Instructions to follow: Print out each entry below exactly, please.

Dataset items
::::::::::

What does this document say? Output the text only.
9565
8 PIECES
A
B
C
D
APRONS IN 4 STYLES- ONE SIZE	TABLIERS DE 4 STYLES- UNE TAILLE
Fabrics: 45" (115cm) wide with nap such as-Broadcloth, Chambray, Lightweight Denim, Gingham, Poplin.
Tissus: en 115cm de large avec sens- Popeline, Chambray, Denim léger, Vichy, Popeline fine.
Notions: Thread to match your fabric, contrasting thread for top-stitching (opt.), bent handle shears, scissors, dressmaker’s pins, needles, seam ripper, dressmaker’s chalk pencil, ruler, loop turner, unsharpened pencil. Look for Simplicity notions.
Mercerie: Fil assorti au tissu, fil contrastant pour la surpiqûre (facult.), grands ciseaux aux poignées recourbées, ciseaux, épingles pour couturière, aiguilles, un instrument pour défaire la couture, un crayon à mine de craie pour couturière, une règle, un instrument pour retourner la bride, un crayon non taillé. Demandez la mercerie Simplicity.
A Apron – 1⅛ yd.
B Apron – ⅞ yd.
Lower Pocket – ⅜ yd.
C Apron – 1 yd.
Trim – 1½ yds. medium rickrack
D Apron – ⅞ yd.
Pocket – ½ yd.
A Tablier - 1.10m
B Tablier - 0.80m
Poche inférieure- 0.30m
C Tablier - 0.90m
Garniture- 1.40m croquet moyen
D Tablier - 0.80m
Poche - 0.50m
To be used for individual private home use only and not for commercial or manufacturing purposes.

::::::::::

Exercise output:
What does this document say? Output the text only.
9565
8 PIECES
A
B
C
D
APRONS IN 4 STYLES- ONE SIZE	TABLIERS DE 4 STYLES- UNE TAILLE
Fabrics: 45" (115cm) wide with nap such as-Broadcloth, Chambray, Lightweight Denim, Gingham, Poplin.
Tissus: en 115cm de large avec sens- Popeline, Chambray, Denim léger, Vichy, Popeline fine.
Notions: Thread to match your fabric, contrasting thread for top-stitching (opt.), bent handle shears, scissors, dressmaker’s pins, needles, seam ripper, dressmaker’s chalk pencil, ruler, loop turner, unsharpened pencil. Look for Simplicity notions.
Mercerie: Fil assorti au tissu, fil contrastant pour la surpiqûre (facult.), grands ciseaux aux poignées recourbées, ciseaux, épingles pour couturière, aiguilles, un instrument pour défaire la couture, un crayon à mine de craie pour couturière, une règle, un instrument pour retourner la bride, un crayon non taillé. Demandez la mercerie Simplicity.
A Apron – 1⅛ yd.
B Apron – ⅞ yd.
Lower Pocket – ⅜ yd.
C Apron – 1 yd.
Trim – 1½ yds. medium rickrack
D Apron – ⅞ yd.
Pocket – ½ yd.
A Tablier - 1.10m
B Tablier - 0.80m
Poche inférieure- 0.30m
C Tablier - 0.90m
Garniture- 1.40m croquet moyen
D Tablier - 0.80m
Poche - 0.50m
To be used for individual private home use only and not for commercial or manufacturing purposes.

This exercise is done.